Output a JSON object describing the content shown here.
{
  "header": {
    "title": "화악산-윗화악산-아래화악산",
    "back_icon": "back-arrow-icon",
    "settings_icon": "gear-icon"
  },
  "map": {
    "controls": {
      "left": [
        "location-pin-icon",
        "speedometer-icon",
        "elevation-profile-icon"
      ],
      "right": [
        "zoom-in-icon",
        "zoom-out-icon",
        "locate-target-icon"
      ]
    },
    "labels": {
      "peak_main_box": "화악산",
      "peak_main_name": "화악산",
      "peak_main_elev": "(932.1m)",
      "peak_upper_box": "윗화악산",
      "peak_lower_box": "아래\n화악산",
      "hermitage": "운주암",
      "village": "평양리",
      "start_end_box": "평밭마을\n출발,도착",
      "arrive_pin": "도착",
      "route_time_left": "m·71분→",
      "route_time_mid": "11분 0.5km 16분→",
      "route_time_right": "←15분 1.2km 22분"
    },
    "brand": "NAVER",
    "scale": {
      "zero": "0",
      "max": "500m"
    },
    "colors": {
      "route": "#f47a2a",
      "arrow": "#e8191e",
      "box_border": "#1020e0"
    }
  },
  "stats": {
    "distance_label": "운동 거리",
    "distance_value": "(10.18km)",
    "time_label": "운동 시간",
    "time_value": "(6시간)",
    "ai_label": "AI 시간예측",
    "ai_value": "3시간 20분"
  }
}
#####
** Written task **
Extract every line above exactly as it stands.

** Answer to this problem **
Output a JSON object describing the content shown here.
{
  "header": {
    "title": "화악산-윗화악산-아래화악산",
    "back_icon": "back-arrow-icon",
    "settings_icon": "gear-icon"
  },
  "map": {
    "controls": {
      "left": [
        "location-pin-icon",
        "speedometer-icon",
        "elevation-profile-icon"
      ],
      "right": [
        "zoom-in-icon",
        "zoom-out-icon",
        "locate-target-icon"
      ]
    },
    "labels": {
      "peak_main_box": "화악산",
      "peak_main_name": "화악산",
      "peak_main_elev": "(932.1m)",
      "peak_upper_box": "윗화악산",
      "peak_lower_box": "아래\n화악산",
      "hermitage": "운주암",
      "village": "평양리",
      "start_end_box": "평밭마을\n출발,도착",
      "arrive_pin": "도착",
      "route_time_left": "m·71분→",
      "route_time_mid": "11분 0.5km 16분→",
      "route_time_right": "←15분 1.2km 22분"
    },
    "brand": "NAVER",
    "scale": {
      "zero": "0",
      "max": "500m"
    },
    "colors": {
      "route": "#f47a2a",
      "arrow": "#e8191e",
      "box_border": "#1020e0"
    }
  },
  "stats": {
    "distance_label": "운동 거리",
    "distance_value": "(10.18km)",
    "time_label": "운동 시간",
    "time_value": "(6시간)",
    "ai_label": "AI 시간예측",
    "ai_value": "3시간 20분"
  }
}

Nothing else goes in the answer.